EXTRAIT CHOISI:
Stones Throw ressuscite l’une des scènes les plus moquées du hip-hop des années 1980 : l’electro-funk de Los Angeles, en la personne du NWA que tout le monde a oublié, KR Nazel alias The Arabian Prince, sa coiffure humide, sa poignée de maxis, sa carrière improbable, des marges de Hollywood au gangsta-rap naissant, et retour. Portrait du moins légendaire des Niggaz Wit Attitude.

Something 2 dance 2. Le 13e et dernier morceau de Straight outta compton. Le Within without you des NWA. Le titre que la plupart des gens sautent ; le vilain petit canard de l’album ; le morceau du type dont on oublie toujours qu’il fit un jour partie du groupe, et qui a disparu ensuite : Arabian Prince, le sixième NWA, et certainement le moins « Wit attitude » de la bande. Et pour la plupart des amateurs de rap, ce morceau ultra-rapide, ultra-synthétique, ultra-daté est tout ce qu’aura laissé Kim R. Nazel, ce « Prince Arabe » devenu Négro en Colère pendant quelques années, par les hasards des rencontres dans la petite scène funk-rap de Los Angeles dans les années 1980. Stones Throw tente de démontrer le contraire avec Innovative life, une nouvelle compilation des principaux morceaux produits par Arabian Prince entre 1984 et 1989, augmentée d’un consistant livret bio-discographique sur l’étonnant parcours de ce Pete Best du gangsta-rap à l’incroyable trajectoire qui le vit, enfant, grandir dans les marges de la blaxploitation, puis se retrouver à 22 ans membre du Groupe Le Plus Dangereux d’Amérique®, avant de revenir à Hollywood, mais cette fois-ci dans le coeur même de l’industrie du rêve – les studios d’effets spéciaux et d’animation 3D.

La vie d’Arabian Prince est en effet aussi étonnante que sa carrière musicale. Son père écrivait des romans pulp à l’époque de Superfly pour Holloway House, le légendaire éditeur du maquereau littéraire Iceberg Slim dont il fut semble-t-il l’un des nègres ; il fut également l’auteur de The Black gestapo, dont l’adaptation à l’écran deviendra un classique de la cinématographie bis tendance funky, avec ses nervis tout de cuir vêtus modelés sur les Black Panthers dégénérés du Huey Newton sous coke du milieu des seventies. Et trente ans plus tard, lorsque Nazel décidera d’abandonner le monde de la musique, il ne se reconvertit pas dans la pornographie, comme son ex-camarade Dj Yella, mais dans les images de synthèse et les effets spéciaux, se retrouvant au générique de productions telles que Independance day, Contact ou la Famille Addams (dont il anima « la Main »). Pour beaucoup, rien d’autre que cette trajectoire improbable ne justifierait que l’on se souvienne d’Arabian Prince ; et surtout pas sa musique. Sa musique : quelques dizaines de titres jetés sur une poignée de labels indépendants du LA funky de la deuxième moitié des années 1980. C’est-à-dire à la pire des périodes musicales de la ville, pour le pire de ses styles musicaux : cet electro-funk joué par des jeunes noirs en survêtements fluos et Jheri-curls humides qui constitua la matrice honteuse du premier gangsta-rap West Coast – celui des NWA, donc, mais aussi des Compton’s Most Wanted, d’Ice-T, des Boo-Yaa Tribe ou de Low Profile.

EXERCICE A: D'après l'extrait choisi, quel morceau clôt l'album Straight outta compton ?

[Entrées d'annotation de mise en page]
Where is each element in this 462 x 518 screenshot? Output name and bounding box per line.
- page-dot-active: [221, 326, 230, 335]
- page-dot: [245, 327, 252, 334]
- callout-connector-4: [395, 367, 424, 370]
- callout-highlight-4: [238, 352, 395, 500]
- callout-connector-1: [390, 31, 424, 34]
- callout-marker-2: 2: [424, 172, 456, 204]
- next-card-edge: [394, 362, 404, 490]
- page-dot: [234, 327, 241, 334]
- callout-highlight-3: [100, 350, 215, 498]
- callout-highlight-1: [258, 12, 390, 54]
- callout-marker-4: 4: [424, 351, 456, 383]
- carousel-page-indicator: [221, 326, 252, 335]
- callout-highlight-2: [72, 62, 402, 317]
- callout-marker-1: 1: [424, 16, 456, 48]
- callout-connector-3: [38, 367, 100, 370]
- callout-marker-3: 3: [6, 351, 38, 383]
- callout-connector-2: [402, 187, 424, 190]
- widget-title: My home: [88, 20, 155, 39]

EXERCICE B: Transcrivez sans la moindre modification la partie des entrées qui s'étend de leur tout début jusqu'à la ligne contenant « - callout-connector-2: [402, 187, 424, 190] », cette dernière comprise.

RÉPONSE COMPLÈTE A: Something 2 dance 2, le 13e et dernier morceau de l'album.

RÉPONSE COMPLÈTE B:
Where is each element in this 462 x 518 screenshot? Output name and bounding box per line.
- page-dot-active: [221, 326, 230, 335]
- page-dot: [245, 327, 252, 334]
- callout-connector-4: [395, 367, 424, 370]
- callout-highlight-4: [238, 352, 395, 500]
- callout-connector-1: [390, 31, 424, 34]
- callout-marker-2: 2: [424, 172, 456, 204]
- next-card-edge: [394, 362, 404, 490]
- page-dot: [234, 327, 241, 334]
- callout-highlight-3: [100, 350, 215, 498]
- callout-highlight-1: [258, 12, 390, 54]
- callout-marker-4: 4: [424, 351, 456, 383]
- carousel-page-indicator: [221, 326, 252, 335]
- callout-highlight-2: [72, 62, 402, 317]
- callout-marker-1: 1: [424, 16, 456, 48]
- callout-connector-3: [38, 367, 100, 370]
- callout-marker-3: 3: [6, 351, 38, 383]
- callout-connector-2: [402, 187, 424, 190]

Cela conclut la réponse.